(Records from a data collection)
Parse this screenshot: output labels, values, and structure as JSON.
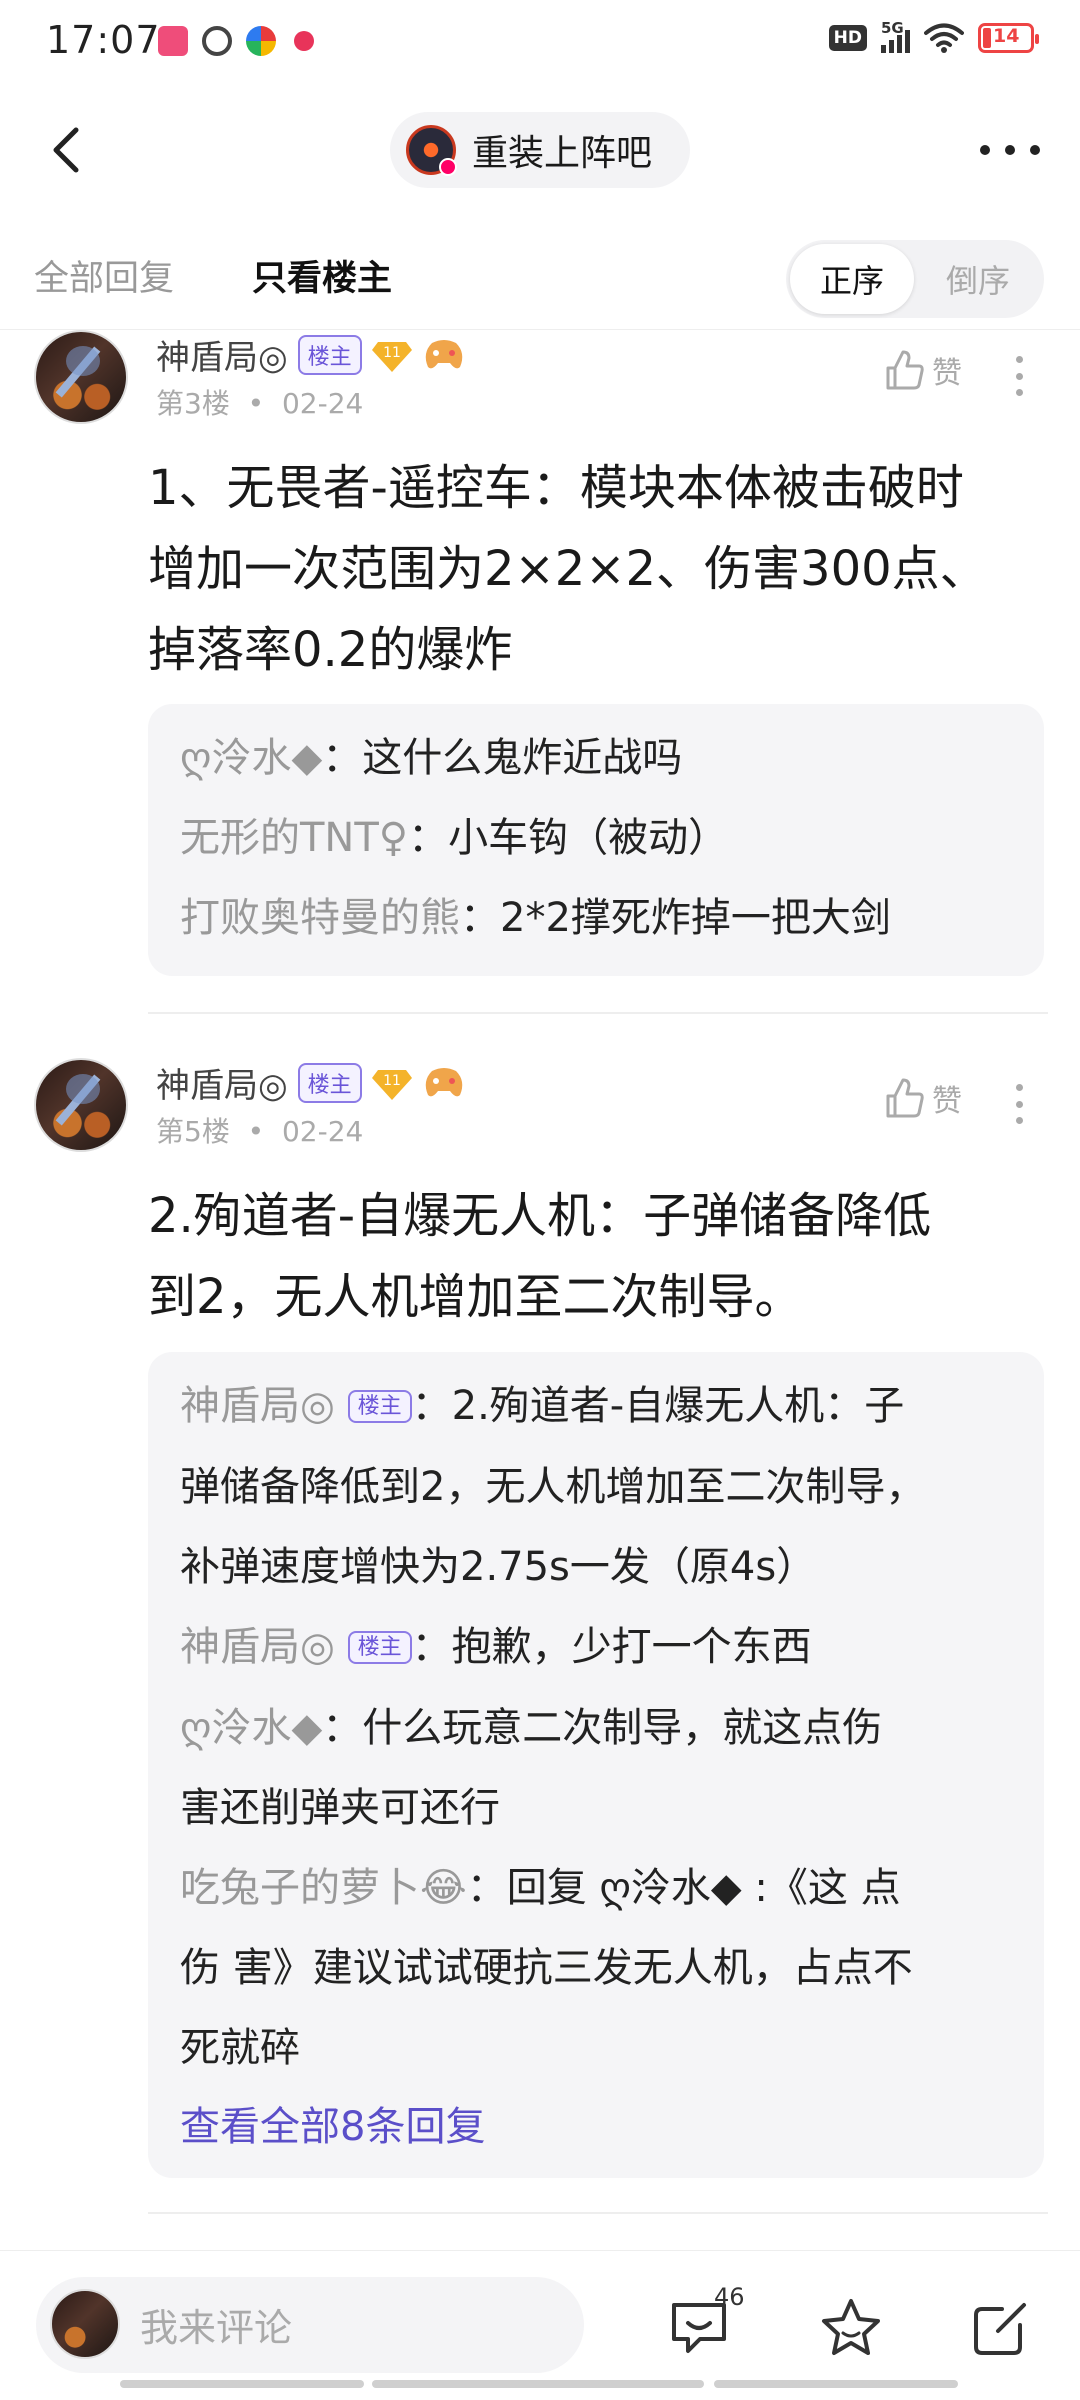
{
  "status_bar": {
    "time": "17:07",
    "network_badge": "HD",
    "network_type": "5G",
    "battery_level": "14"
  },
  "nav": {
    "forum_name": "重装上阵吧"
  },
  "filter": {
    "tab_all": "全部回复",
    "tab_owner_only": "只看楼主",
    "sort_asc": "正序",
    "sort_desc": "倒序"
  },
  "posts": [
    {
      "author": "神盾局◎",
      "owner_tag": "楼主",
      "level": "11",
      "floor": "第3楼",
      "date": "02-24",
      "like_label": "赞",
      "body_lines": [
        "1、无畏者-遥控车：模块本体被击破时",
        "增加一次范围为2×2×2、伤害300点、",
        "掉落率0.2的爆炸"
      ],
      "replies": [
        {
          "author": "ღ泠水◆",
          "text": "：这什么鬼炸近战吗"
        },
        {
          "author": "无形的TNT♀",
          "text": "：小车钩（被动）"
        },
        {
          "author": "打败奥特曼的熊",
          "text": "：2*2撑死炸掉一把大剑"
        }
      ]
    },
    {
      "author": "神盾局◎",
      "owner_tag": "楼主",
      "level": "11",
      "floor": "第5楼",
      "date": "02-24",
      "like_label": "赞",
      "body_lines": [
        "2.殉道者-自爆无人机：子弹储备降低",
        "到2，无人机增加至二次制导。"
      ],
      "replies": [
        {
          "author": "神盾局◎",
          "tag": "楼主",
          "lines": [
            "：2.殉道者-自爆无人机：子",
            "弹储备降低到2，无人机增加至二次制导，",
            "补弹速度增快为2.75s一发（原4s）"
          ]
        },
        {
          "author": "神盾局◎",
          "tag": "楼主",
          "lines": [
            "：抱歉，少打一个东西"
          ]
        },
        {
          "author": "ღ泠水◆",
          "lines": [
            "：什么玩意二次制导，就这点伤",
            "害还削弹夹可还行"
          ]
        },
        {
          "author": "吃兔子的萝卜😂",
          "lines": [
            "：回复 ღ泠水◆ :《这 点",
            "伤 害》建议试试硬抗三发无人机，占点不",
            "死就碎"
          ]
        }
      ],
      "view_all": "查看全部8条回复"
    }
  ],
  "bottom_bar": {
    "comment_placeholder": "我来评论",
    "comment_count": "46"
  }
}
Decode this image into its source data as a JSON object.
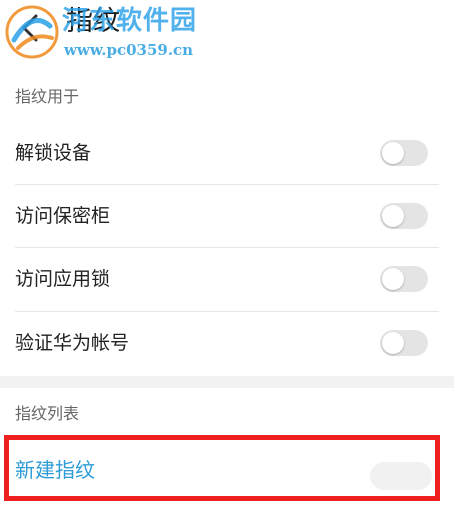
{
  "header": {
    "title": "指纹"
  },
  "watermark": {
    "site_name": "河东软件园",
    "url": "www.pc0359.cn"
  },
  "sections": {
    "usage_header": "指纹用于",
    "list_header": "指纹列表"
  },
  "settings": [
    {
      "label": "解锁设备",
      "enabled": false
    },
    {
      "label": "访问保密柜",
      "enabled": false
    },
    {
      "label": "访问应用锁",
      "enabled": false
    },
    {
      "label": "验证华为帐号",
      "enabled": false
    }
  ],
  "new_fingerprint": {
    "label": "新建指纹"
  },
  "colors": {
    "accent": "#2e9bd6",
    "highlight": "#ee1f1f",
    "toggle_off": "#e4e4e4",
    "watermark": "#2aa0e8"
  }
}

**TO DO**. Starting at the line that contains "Decode this image", restate each line verbatim through the final line of the listing, skipping all pictures.

**COMPLETED TASK**.
Decode this image into its source data as a JSON object.
{
  "header": {
    "title": "指纹"
  },
  "watermark": {
    "site_name": "河东软件园",
    "url": "www.pc0359.cn"
  },
  "sections": {
    "usage_header": "指纹用于",
    "list_header": "指纹列表"
  },
  "settings": [
    {
      "label": "解锁设备",
      "enabled": false
    },
    {
      "label": "访问保密柜",
      "enabled": false
    },
    {
      "label": "访问应用锁",
      "enabled": false
    },
    {
      "label": "验证华为帐号",
      "enabled": false
    }
  ],
  "new_fingerprint": {
    "label": "新建指纹"
  },
  "colors": {
    "accent": "#2e9bd6",
    "highlight": "#ee1f1f",
    "toggle_off": "#e4e4e4",
    "watermark": "#2aa0e8"
  }
}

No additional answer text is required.